[MATERIAL PROVIDED start]

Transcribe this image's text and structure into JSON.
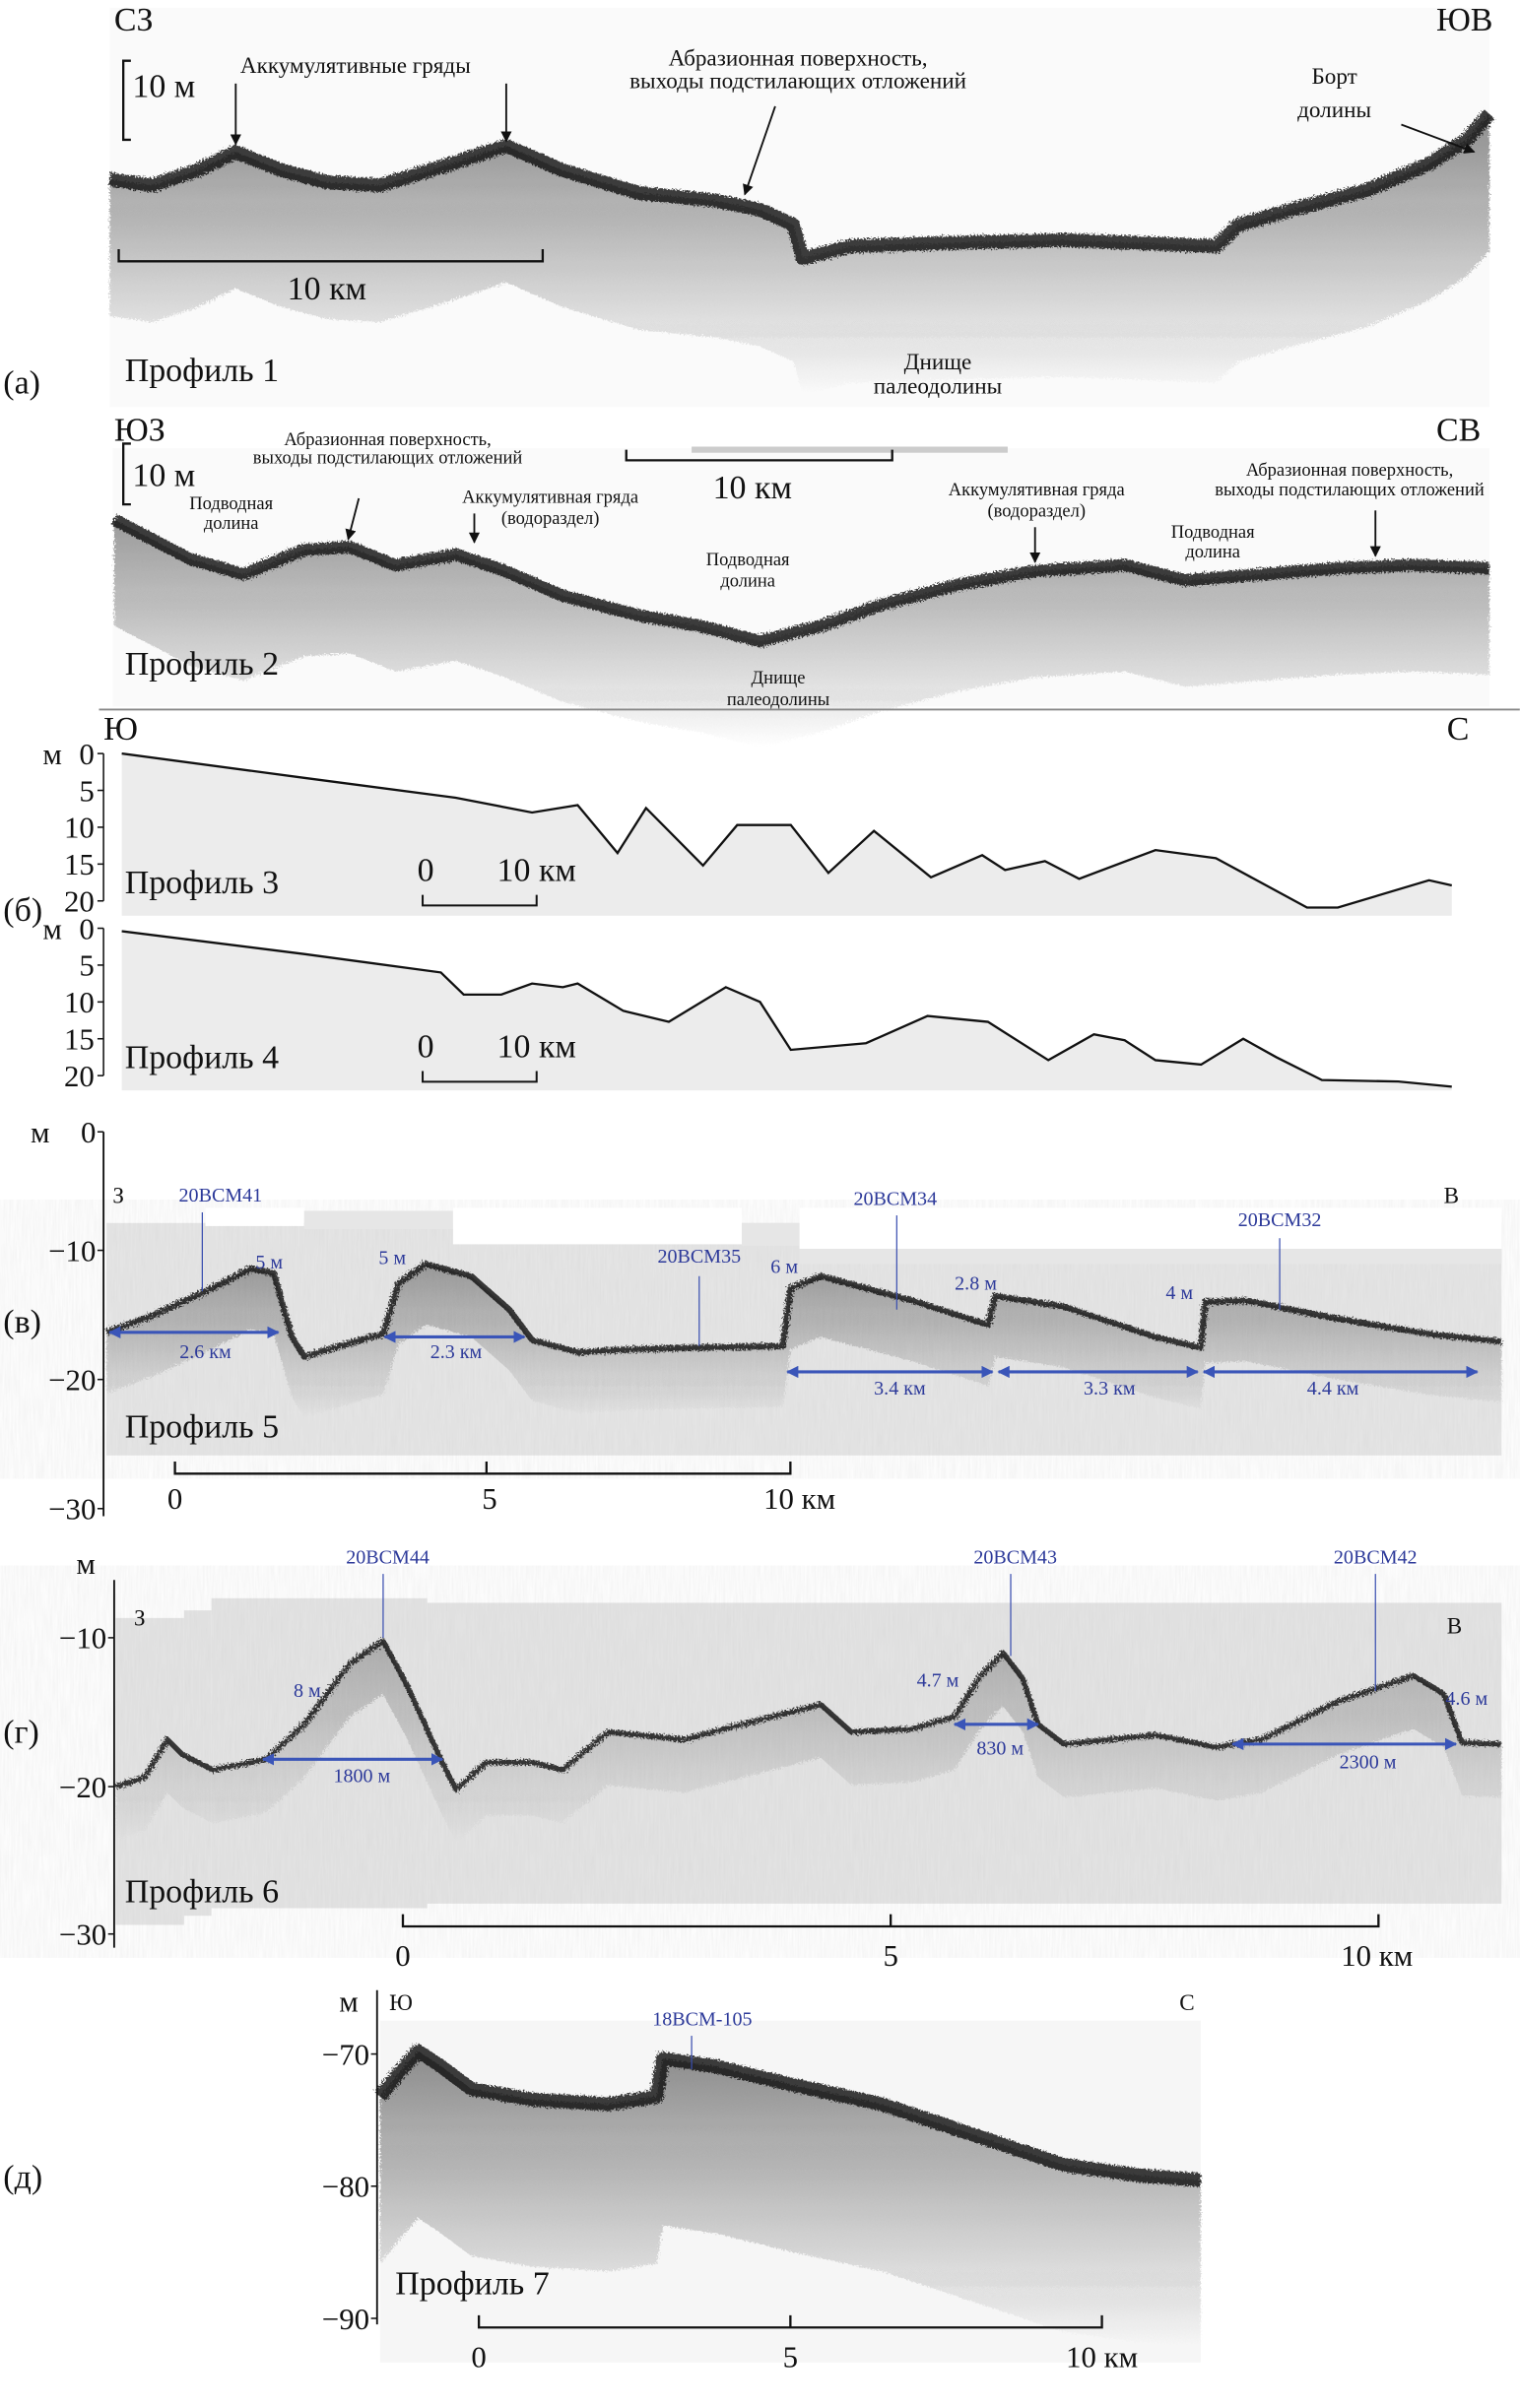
{
  "colors": {
    "annotation_blue": "#2d3a9a",
    "arrow_blue": "#3a55b8",
    "echogram_bg": "#e4e4e4",
    "profile_fill": "#ececec"
  },
  "panel_a": {
    "letter": "(а)",
    "dir_left": "СЗ",
    "dir_right": "ЮВ",
    "vscale": "10 м",
    "hscale": "10 км",
    "title": "Профиль 1",
    "ridges": "Аккумулятивные гряды",
    "abrasion_1": "Абразионная поверхность,",
    "abrasion_2": "выходы подстилающих отложений",
    "side_1": "Борт",
    "side_2": "долины",
    "floor_1": "Днище",
    "floor_2": "палеодолины"
  },
  "panel_a2": {
    "dir_left": "ЮЗ",
    "dir_right": "СВ",
    "vscale": "10 м",
    "hscale": "10 км",
    "title": "Профиль 2",
    "abrasion_1": "Абразионная поверхность,",
    "abrasion_2": "выходы подстилающих отложений",
    "valley_1": "Подводная",
    "valley_2": "долина",
    "ridge_1": "Аккумулятивная гряда",
    "ridge_2": "(водораздел)",
    "floor_1": "Днище",
    "floor_2": "палеодолины"
  },
  "panel_b": {
    "letter": "(б)",
    "dir_left": "Ю",
    "dir_right": "С",
    "unit": "м",
    "scale_0": "0",
    "scale_10": "10 км",
    "ticks": [
      "0",
      "5",
      "10",
      "15",
      "20"
    ]
  },
  "chart_data": [
    {
      "type": "line",
      "title": "Профиль 3",
      "xlabel": "distance, km (scale bar 0–10 км)",
      "ylabel": "м",
      "ylim": [
        0,
        20
      ],
      "y_ticks": [
        0,
        5,
        10,
        15,
        20
      ],
      "x": [
        0,
        16,
        29.3,
        36,
        40,
        43.5,
        46,
        51,
        54,
        58.7,
        62,
        66,
        71,
        75.5,
        77.5,
        81,
        84,
        90.7,
        96,
        104,
        106.7,
        114.7,
        116.7
      ],
      "depth": [
        0,
        3.3,
        6,
        8,
        7,
        13.5,
        7.4,
        15.2,
        9.7,
        9.7,
        16.2,
        10.5,
        16.8,
        13.8,
        15.8,
        14.6,
        17,
        13.1,
        14.2,
        20.9,
        20.9,
        17.2,
        17.9
      ]
    },
    {
      "type": "line",
      "title": "Профиль 4",
      "xlabel": "distance, km (scale bar 0–10 км)",
      "ylabel": "м",
      "ylim": [
        0,
        20
      ],
      "y_ticks": [
        0,
        5,
        10,
        15,
        20
      ],
      "x": [
        0,
        16,
        28,
        30,
        33.3,
        36,
        38.7,
        40,
        44,
        48,
        53,
        56,
        58.7,
        65.3,
        70.7,
        76,
        81.3,
        85.3,
        88,
        90.7,
        94.7,
        98.4,
        101.3,
        105.3,
        112,
        116.7
      ],
      "depth": [
        0.4,
        3.5,
        6,
        9,
        9,
        7.5,
        8,
        7.5,
        11.2,
        12.7,
        8,
        10,
        16.5,
        15.6,
        11.9,
        12.7,
        17.9,
        14.4,
        15.2,
        17.9,
        18.5,
        15,
        17.5,
        20.6,
        20.8,
        21.5
      ]
    }
  ],
  "panel_c": {
    "letter": "(в)",
    "unit": "м",
    "dir_left": "З",
    "dir_right": "В",
    "title": "Профиль 5",
    "y_ticks": [
      "0",
      "−10",
      "−20",
      "−30"
    ],
    "scale": [
      "0",
      "5",
      "10 км"
    ],
    "samples": [
      "20ВСМ41",
      "20ВСМ35",
      "20ВСМ34",
      "20ВСМ32"
    ],
    "heights": [
      "5 м",
      "5 м",
      "6 м",
      "2.8 м",
      "4 м"
    ],
    "widths": [
      "2.6 км",
      "2.3 км",
      "3.4 км",
      "3.3 км",
      "4.4 км"
    ]
  },
  "panel_d": {
    "letter": "(г)",
    "unit": "м",
    "dir_left": "З",
    "dir_right": "В",
    "title": "Профиль 6",
    "y_ticks": [
      "−10",
      "−20",
      "−30"
    ],
    "scale": [
      "0",
      "5",
      "10 км"
    ],
    "samples": [
      "20ВСМ44",
      "20ВСМ43",
      "20ВСМ42"
    ],
    "heights": [
      "8 м",
      "4.7 м",
      "4.6 м"
    ],
    "widths": [
      "1800 м",
      "830 м",
      "2300 м"
    ]
  },
  "panel_e": {
    "letter": "(д)",
    "unit": "м",
    "dir_left": "Ю",
    "dir_right": "С",
    "title": "Профиль 7",
    "y_ticks": [
      "−70",
      "−80",
      "−90"
    ],
    "scale": [
      "0",
      "5",
      "10 км"
    ],
    "sample": "18ВСМ-105"
  }
}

[MATERIAL PROVIDED end]

◆ CHALLENGE ◆
Write out the records above exactly as they stand, leaving out every picture.

◆ FINAL RESULT ◆
Transcribe this image's text and structure into JSON.
{
  "colors": {
    "annotation_blue": "#2d3a9a",
    "arrow_blue": "#3a55b8",
    "echogram_bg": "#e4e4e4",
    "profile_fill": "#ececec"
  },
  "panel_a": {
    "letter": "(а)",
    "dir_left": "СЗ",
    "dir_right": "ЮВ",
    "vscale": "10 м",
    "hscale": "10 км",
    "title": "Профиль 1",
    "ridges": "Аккумулятивные гряды",
    "abrasion_1": "Абразионная поверхность,",
    "abrasion_2": "выходы подстилающих отложений",
    "side_1": "Борт",
    "side_2": "долины",
    "floor_1": "Днище",
    "floor_2": "палеодолины"
  },
  "panel_a2": {
    "dir_left": "ЮЗ",
    "dir_right": "СВ",
    "vscale": "10 м",
    "hscale": "10 км",
    "title": "Профиль 2",
    "abrasion_1": "Абразионная поверхность,",
    "abrasion_2": "выходы подстилающих отложений",
    "valley_1": "Подводная",
    "valley_2": "долина",
    "ridge_1": "Аккумулятивная гряда",
    "ridge_2": "(водораздел)",
    "floor_1": "Днище",
    "floor_2": "палеодолины"
  },
  "panel_b": {
    "letter": "(б)",
    "dir_left": "Ю",
    "dir_right": "С",
    "unit": "м",
    "scale_0": "0",
    "scale_10": "10 км",
    "ticks": [
      "0",
      "5",
      "10",
      "15",
      "20"
    ]
  },
  "chart_data": [
    {
      "type": "line",
      "title": "Профиль 3",
      "xlabel": "distance, km (scale bar 0–10 км)",
      "ylabel": "м",
      "ylim": [
        0,
        20
      ],
      "y_ticks": [
        0,
        5,
        10,
        15,
        20
      ],
      "x": [
        0,
        16,
        29.3,
        36,
        40,
        43.5,
        46,
        51,
        54,
        58.7,
        62,
        66,
        71,
        75.5,
        77.5,
        81,
        84,
        90.7,
        96,
        104,
        106.7,
        114.7,
        116.7
      ],
      "depth": [
        0,
        3.3,
        6,
        8,
        7,
        13.5,
        7.4,
        15.2,
        9.7,
        9.7,
        16.2,
        10.5,
        16.8,
        13.8,
        15.8,
        14.6,
        17,
        13.1,
        14.2,
        20.9,
        20.9,
        17.2,
        17.9
      ]
    },
    {
      "type": "line",
      "title": "Профиль 4",
      "xlabel": "distance, km (scale bar 0–10 км)",
      "ylabel": "м",
      "ylim": [
        0,
        20
      ],
      "y_ticks": [
        0,
        5,
        10,
        15,
        20
      ],
      "x": [
        0,
        16,
        28,
        30,
        33.3,
        36,
        38.7,
        40,
        44,
        48,
        53,
        56,
        58.7,
        65.3,
        70.7,
        76,
        81.3,
        85.3,
        88,
        90.7,
        94.7,
        98.4,
        101.3,
        105.3,
        112,
        116.7
      ],
      "depth": [
        0.4,
        3.5,
        6,
        9,
        9,
        7.5,
        8,
        7.5,
        11.2,
        12.7,
        8,
        10,
        16.5,
        15.6,
        11.9,
        12.7,
        17.9,
        14.4,
        15.2,
        17.9,
        18.5,
        15,
        17.5,
        20.6,
        20.8,
        21.5
      ]
    }
  ],
  "panel_c": {
    "letter": "(в)",
    "unit": "м",
    "dir_left": "З",
    "dir_right": "В",
    "title": "Профиль 5",
    "y_ticks": [
      "0",
      "−10",
      "−20",
      "−30"
    ],
    "scale": [
      "0",
      "5",
      "10 км"
    ],
    "samples": [
      "20ВСМ41",
      "20ВСМ35",
      "20ВСМ34",
      "20ВСМ32"
    ],
    "heights": [
      "5 м",
      "5 м",
      "6 м",
      "2.8 м",
      "4 м"
    ],
    "widths": [
      "2.6 км",
      "2.3 км",
      "3.4 км",
      "3.3 км",
      "4.4 км"
    ]
  },
  "panel_d": {
    "letter": "(г)",
    "unit": "м",
    "dir_left": "З",
    "dir_right": "В",
    "title": "Профиль 6",
    "y_ticks": [
      "−10",
      "−20",
      "−30"
    ],
    "scale": [
      "0",
      "5",
      "10 км"
    ],
    "samples": [
      "20ВСМ44",
      "20ВСМ43",
      "20ВСМ42"
    ],
    "heights": [
      "8 м",
      "4.7 м",
      "4.6 м"
    ],
    "widths": [
      "1800 м",
      "830 м",
      "2300 м"
    ]
  },
  "panel_e": {
    "letter": "(д)",
    "unit": "м",
    "dir_left": "Ю",
    "dir_right": "С",
    "title": "Профиль 7",
    "y_ticks": [
      "−70",
      "−80",
      "−90"
    ],
    "scale": [
      "0",
      "5",
      "10 км"
    ],
    "sample": "18ВСМ-105"
  }
}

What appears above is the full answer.